— start of Input records —
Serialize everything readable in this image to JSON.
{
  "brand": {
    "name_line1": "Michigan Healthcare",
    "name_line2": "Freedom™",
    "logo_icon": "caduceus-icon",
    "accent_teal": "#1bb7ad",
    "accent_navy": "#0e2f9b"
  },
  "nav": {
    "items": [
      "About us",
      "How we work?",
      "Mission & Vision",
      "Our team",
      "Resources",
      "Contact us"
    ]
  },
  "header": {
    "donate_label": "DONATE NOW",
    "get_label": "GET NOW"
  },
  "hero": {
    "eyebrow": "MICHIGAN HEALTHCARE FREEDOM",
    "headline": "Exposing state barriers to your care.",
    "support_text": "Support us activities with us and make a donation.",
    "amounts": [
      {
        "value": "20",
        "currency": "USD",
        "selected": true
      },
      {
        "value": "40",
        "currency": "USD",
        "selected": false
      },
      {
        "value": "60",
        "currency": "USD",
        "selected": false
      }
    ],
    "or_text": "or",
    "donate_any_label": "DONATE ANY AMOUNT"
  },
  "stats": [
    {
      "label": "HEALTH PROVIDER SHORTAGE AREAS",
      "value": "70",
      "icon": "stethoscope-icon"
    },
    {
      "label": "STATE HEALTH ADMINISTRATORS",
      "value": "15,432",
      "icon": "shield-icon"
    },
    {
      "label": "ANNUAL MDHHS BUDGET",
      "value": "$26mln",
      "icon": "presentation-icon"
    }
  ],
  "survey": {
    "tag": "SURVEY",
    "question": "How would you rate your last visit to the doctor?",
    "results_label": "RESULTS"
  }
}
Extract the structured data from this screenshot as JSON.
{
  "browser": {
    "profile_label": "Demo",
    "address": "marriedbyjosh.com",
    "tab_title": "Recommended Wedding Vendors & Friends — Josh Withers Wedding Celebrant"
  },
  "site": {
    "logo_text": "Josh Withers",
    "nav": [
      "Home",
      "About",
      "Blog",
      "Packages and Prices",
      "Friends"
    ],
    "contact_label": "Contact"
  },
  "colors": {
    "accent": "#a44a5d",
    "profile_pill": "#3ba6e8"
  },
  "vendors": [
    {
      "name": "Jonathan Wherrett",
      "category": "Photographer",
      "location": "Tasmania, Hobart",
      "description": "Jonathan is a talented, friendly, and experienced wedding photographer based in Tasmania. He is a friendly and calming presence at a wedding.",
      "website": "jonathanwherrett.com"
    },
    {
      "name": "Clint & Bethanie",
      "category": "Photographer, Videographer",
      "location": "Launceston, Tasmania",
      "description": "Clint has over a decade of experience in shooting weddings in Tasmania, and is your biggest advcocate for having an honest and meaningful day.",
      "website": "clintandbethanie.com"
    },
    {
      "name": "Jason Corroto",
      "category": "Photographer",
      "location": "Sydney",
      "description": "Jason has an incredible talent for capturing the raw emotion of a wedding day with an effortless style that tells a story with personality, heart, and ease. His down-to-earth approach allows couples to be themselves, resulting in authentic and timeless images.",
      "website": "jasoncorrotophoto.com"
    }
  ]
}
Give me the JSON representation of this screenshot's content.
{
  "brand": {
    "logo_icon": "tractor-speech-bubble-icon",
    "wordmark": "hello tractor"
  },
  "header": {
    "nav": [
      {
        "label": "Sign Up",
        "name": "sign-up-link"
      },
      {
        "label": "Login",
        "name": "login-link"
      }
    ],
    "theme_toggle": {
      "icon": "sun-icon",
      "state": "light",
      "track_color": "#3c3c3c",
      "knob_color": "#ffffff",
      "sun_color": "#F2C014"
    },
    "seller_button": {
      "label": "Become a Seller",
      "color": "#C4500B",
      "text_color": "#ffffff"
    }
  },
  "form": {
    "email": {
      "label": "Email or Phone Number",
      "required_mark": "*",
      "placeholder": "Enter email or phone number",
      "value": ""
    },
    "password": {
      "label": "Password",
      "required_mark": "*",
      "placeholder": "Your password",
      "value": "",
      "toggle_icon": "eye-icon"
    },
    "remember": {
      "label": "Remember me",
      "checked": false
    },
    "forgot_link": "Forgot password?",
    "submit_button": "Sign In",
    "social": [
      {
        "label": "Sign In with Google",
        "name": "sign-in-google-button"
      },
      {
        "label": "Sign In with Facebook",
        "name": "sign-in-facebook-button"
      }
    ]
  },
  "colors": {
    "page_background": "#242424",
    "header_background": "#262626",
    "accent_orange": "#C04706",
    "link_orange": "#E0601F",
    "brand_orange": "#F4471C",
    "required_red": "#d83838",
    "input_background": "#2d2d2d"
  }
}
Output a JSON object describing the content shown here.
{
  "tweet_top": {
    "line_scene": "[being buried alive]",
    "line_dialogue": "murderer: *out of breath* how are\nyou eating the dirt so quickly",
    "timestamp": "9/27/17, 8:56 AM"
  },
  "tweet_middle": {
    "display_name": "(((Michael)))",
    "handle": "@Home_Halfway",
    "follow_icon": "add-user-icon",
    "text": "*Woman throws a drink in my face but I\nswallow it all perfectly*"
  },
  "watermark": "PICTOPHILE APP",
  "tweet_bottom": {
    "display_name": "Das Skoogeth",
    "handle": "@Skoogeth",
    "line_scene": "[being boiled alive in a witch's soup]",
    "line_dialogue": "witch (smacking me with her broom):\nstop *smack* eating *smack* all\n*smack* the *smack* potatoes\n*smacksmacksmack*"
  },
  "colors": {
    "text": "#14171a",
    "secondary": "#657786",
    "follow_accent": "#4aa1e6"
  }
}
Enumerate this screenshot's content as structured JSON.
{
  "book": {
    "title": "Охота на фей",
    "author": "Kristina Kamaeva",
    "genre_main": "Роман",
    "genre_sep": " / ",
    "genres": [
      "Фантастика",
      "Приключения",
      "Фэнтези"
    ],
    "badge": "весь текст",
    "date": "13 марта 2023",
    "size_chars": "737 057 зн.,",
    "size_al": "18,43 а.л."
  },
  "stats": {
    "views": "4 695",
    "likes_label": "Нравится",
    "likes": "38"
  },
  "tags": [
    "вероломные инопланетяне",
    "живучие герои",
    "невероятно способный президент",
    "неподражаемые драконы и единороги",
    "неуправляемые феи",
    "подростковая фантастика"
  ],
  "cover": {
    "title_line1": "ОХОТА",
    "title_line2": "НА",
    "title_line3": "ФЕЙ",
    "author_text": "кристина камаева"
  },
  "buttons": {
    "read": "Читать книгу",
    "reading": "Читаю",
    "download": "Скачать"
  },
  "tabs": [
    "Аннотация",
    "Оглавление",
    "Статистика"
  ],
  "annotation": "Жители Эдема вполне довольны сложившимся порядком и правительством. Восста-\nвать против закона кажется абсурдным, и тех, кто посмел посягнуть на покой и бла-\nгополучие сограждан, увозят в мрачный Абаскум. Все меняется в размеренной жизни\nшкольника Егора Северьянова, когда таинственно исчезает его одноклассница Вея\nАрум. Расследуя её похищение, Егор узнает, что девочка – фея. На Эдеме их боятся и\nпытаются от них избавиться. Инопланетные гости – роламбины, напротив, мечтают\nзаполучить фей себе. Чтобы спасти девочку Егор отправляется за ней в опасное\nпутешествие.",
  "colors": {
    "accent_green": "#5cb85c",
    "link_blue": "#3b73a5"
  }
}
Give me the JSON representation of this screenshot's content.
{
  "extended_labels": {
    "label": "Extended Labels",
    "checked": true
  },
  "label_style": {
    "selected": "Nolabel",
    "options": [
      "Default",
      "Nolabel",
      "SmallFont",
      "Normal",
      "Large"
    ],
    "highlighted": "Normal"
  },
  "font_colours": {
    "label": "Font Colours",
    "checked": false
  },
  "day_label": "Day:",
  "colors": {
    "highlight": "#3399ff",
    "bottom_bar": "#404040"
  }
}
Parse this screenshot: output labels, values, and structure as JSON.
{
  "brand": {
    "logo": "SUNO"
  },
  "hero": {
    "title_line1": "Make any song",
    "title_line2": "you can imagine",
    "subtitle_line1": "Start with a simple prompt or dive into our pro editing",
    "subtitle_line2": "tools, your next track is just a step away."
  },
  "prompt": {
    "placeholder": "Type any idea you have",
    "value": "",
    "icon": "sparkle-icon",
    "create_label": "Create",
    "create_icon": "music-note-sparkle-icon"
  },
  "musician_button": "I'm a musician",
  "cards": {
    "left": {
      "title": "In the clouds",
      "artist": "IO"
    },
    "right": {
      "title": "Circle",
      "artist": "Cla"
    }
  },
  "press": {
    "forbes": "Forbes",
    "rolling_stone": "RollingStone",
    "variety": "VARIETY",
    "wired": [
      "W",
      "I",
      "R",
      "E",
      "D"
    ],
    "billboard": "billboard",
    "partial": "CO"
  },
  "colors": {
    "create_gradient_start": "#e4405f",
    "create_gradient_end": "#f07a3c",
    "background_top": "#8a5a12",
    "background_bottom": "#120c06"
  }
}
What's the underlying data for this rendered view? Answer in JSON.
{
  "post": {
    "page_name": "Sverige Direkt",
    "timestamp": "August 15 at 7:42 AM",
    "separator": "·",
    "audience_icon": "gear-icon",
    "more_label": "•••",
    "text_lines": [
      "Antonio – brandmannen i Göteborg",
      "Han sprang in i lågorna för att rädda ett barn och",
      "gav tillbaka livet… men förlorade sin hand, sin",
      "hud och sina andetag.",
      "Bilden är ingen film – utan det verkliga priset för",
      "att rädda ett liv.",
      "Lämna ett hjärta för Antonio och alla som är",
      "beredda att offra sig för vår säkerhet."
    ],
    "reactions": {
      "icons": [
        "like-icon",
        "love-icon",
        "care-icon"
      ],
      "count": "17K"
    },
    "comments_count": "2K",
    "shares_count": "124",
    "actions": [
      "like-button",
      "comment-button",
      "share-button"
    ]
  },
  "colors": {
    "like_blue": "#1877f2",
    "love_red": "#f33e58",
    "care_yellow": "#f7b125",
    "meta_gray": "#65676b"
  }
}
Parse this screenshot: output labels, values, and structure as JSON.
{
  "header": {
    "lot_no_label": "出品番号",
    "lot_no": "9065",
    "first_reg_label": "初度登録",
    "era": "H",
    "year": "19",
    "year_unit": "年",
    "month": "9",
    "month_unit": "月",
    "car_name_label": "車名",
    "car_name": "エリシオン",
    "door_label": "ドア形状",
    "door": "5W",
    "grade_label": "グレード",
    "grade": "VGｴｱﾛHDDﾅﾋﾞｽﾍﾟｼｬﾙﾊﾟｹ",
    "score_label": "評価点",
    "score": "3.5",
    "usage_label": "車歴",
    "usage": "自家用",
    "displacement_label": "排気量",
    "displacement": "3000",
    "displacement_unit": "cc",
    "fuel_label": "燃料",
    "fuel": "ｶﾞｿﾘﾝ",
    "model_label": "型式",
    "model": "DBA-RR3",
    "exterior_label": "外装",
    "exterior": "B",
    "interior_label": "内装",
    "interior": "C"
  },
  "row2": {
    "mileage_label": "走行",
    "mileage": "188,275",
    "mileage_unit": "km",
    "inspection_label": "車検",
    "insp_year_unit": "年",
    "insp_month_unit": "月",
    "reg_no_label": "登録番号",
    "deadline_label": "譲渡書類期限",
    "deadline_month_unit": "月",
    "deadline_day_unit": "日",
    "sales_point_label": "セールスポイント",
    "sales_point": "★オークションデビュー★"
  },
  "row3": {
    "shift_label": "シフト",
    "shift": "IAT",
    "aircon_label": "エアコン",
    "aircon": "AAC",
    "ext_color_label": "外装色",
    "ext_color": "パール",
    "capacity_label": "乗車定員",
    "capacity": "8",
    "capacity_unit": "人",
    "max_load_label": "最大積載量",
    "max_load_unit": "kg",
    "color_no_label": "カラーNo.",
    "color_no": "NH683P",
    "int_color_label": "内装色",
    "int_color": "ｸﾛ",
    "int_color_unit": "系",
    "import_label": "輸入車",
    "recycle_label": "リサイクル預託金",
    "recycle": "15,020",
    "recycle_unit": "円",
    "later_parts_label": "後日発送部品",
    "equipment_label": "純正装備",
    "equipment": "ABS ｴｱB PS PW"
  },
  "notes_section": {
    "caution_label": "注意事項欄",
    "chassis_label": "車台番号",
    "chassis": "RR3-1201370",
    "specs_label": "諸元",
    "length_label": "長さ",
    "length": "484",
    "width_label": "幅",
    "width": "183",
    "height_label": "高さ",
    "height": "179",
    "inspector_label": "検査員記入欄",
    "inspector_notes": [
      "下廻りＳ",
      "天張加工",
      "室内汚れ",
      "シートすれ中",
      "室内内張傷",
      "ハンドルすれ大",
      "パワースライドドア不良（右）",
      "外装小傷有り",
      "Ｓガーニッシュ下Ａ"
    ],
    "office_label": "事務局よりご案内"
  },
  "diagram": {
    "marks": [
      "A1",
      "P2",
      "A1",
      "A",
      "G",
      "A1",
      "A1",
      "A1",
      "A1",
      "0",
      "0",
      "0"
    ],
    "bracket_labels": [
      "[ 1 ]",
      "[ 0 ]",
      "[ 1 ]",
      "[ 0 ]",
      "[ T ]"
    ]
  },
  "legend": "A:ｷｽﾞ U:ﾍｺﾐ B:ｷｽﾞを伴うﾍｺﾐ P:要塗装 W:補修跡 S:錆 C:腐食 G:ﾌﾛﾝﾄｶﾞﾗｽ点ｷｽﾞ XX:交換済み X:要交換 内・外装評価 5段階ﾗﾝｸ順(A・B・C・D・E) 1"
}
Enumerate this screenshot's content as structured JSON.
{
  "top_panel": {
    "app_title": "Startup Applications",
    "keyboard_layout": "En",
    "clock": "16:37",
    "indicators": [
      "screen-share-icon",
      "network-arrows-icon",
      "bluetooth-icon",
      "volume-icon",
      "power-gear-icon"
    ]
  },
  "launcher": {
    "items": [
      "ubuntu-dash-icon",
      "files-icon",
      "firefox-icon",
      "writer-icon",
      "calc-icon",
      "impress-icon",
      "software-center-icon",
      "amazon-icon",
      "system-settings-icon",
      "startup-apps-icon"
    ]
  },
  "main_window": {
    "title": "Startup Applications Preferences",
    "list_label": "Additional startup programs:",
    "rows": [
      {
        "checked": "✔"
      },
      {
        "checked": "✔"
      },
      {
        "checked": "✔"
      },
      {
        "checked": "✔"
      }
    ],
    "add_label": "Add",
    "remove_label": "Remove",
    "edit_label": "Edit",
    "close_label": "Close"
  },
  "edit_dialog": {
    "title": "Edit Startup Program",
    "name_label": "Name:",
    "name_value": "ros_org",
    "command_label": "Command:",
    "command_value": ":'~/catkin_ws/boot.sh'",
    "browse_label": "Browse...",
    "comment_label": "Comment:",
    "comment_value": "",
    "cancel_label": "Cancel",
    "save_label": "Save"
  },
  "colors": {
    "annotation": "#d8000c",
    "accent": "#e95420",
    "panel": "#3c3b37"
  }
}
— end of Input records —
◆ **Problem to work on**:
In the lines above, find each one with "timestamp" and list it.

◆ **Solution to the exercise**:
    "timestamp": "9/27/17, 8:56 AM"
    "timestamp": "August 15 at 7:42 AM",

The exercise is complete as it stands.